*** Data excerpts
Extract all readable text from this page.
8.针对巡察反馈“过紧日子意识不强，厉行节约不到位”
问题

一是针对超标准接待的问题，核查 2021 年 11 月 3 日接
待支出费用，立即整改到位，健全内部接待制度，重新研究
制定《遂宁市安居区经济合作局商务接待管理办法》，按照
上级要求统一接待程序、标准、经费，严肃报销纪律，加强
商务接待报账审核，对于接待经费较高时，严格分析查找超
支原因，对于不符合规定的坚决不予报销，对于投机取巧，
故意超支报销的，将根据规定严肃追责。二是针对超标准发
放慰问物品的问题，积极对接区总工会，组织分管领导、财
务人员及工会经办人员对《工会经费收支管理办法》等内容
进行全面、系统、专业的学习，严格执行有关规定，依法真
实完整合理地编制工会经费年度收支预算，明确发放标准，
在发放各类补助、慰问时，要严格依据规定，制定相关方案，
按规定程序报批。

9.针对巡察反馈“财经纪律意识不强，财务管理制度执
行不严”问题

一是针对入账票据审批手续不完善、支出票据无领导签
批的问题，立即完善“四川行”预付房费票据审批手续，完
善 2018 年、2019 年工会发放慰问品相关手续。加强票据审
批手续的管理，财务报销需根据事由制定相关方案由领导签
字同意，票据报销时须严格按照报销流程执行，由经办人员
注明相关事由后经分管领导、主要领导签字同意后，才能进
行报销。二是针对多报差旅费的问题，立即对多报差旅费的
******
* _Task goal_: Print the entries exactly. Include every one.

* _Solution for this problem_:
Extract all readable text from this page.
8.针对巡察反馈“过紧日子意识不强，厉行节约不到位”
问题

一是针对超标准接待的问题，核查 2021 年 11 月 3 日接
待支出费用，立即整改到位，健全内部接待制度，重新研究
制定《遂宁市安居区经济合作局商务接待管理办法》，按照
上级要求统一接待程序、标准、经费，严肃报销纪律，加强
商务接待报账审核，对于接待经费较高时，严格分析查找超
支原因，对于不符合规定的坚决不予报销，对于投机取巧，
故意超支报销的，将根据规定严肃追责。二是针对超标准发
放慰问物品的问题，积极对接区总工会，组织分管领导、财
务人员及工会经办人员对《工会经费收支管理办法》等内容
进行全面、系统、专业的学习，严格执行有关规定，依法真
实完整合理地编制工会经费年度收支预算，明确发放标准，
在发放各类补助、慰问时，要严格依据规定，制定相关方案，
按规定程序报批。

9.针对巡察反馈“财经纪律意识不强，财务管理制度执
行不严”问题

一是针对入账票据审批手续不完善、支出票据无领导签
批的问题，立即完善“四川行”预付房费票据审批手续，完
善 2018 年、2019 年工会发放慰问品相关手续。加强票据审
批手续的管理，财务报销需根据事由制定相关方案由领导签
字同意，票据报销时须严格按照报销流程执行，由经办人员
注明相关事由后经分管领导、主要领导签字同意后，才能进
行报销。二是针对多报差旅费的问题，立即对多报差旅费的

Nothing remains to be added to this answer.